CHALLENGE
Find the word "structured" in the material below and gather every line that contains it.

━━ RECORDS FOR THE EXERCISE

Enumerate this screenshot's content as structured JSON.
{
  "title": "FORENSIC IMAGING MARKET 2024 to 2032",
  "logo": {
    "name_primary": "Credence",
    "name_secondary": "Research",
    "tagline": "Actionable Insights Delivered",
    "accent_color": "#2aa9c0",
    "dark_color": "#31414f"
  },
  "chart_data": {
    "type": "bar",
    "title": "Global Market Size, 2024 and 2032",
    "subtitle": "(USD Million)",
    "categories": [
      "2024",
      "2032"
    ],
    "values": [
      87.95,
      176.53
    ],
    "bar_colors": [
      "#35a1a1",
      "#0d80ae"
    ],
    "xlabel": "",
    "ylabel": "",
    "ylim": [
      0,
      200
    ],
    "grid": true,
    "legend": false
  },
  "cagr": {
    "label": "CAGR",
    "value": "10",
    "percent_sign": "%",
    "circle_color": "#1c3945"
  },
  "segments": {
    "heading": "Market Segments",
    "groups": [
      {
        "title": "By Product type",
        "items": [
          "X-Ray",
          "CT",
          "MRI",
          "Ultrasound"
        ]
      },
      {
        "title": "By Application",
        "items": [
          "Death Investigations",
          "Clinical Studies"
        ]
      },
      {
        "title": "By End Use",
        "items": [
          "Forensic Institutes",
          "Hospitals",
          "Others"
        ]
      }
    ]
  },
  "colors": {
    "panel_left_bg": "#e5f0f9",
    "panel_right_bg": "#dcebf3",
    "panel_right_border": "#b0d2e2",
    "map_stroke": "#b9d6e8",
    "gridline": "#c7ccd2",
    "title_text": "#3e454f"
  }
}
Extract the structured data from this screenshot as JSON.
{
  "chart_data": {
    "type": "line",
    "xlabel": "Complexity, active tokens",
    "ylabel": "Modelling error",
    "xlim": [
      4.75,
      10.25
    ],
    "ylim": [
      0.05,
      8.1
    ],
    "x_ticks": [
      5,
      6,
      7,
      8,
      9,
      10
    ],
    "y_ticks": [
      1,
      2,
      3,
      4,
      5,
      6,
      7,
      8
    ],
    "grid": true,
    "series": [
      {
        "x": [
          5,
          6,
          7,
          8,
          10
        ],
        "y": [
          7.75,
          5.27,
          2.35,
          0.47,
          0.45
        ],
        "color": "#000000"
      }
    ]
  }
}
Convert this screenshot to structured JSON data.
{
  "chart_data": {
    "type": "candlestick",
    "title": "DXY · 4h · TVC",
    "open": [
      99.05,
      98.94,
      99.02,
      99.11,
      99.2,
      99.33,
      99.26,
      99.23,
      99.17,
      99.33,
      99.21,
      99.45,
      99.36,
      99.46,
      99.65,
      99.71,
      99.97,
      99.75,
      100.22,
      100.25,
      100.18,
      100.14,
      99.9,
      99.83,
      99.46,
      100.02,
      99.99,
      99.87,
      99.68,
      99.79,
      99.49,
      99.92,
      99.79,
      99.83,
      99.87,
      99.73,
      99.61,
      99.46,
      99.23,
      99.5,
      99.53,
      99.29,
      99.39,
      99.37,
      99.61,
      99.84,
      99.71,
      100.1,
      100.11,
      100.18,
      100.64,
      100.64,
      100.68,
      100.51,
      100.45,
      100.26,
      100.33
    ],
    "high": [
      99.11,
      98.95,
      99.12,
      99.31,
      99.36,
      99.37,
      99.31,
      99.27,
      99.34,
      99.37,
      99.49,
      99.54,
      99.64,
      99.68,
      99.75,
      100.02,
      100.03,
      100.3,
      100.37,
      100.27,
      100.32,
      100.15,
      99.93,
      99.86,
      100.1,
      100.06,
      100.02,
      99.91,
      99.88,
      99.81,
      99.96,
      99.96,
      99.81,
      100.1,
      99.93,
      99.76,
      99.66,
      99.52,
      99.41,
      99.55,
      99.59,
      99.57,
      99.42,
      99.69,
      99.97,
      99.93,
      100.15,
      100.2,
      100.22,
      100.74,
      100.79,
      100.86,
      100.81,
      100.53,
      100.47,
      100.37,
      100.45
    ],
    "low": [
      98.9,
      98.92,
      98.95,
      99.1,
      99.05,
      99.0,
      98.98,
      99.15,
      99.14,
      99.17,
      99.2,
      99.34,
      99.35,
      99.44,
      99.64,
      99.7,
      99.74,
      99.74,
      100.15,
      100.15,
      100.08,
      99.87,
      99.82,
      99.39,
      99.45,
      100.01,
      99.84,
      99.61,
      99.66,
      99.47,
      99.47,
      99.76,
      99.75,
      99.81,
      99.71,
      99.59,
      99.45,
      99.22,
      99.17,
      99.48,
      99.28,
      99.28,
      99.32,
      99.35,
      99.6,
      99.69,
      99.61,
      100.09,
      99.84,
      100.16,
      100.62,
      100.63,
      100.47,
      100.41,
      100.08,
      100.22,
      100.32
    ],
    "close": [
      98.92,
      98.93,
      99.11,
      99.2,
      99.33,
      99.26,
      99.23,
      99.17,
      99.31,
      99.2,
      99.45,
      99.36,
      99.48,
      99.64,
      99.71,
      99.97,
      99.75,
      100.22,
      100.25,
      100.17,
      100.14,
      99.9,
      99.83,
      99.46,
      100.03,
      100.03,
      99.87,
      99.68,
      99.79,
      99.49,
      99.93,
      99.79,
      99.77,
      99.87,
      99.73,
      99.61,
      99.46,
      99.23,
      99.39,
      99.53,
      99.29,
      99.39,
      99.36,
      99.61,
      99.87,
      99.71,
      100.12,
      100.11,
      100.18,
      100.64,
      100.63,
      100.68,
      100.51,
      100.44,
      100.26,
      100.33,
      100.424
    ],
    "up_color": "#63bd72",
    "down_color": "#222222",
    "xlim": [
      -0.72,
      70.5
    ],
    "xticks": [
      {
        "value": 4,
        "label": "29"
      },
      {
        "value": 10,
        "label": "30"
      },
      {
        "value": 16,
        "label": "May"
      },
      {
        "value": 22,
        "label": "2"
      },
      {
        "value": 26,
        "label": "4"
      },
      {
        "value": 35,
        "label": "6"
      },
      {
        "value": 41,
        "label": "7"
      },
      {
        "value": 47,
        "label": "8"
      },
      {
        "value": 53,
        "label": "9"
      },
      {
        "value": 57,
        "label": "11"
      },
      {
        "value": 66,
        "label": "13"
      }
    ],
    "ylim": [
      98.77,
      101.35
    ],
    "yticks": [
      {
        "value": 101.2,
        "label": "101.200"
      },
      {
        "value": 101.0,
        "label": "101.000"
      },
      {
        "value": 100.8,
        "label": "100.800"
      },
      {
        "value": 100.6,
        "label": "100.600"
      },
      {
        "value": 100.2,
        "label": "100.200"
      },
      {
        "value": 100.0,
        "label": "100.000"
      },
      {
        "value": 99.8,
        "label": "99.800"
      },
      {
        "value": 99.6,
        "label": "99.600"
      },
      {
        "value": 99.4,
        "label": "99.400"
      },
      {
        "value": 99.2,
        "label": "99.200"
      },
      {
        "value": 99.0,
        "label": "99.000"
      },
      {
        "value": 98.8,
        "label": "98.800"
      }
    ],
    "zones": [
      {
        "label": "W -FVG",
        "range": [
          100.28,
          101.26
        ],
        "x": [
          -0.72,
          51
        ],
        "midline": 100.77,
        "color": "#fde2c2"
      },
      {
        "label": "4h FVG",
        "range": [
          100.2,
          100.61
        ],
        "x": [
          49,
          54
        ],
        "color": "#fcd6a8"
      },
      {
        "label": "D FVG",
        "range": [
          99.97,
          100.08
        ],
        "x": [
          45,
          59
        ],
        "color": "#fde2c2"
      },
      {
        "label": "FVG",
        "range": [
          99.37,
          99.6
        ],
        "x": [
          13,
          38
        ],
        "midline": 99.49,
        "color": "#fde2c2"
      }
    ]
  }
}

━━━━

THE COMPLETED TASK
Enumerate this screenshot's content as structured JSON.
Extract the structured data from this screenshot as JSON.
Convert this screenshot to structured JSON data.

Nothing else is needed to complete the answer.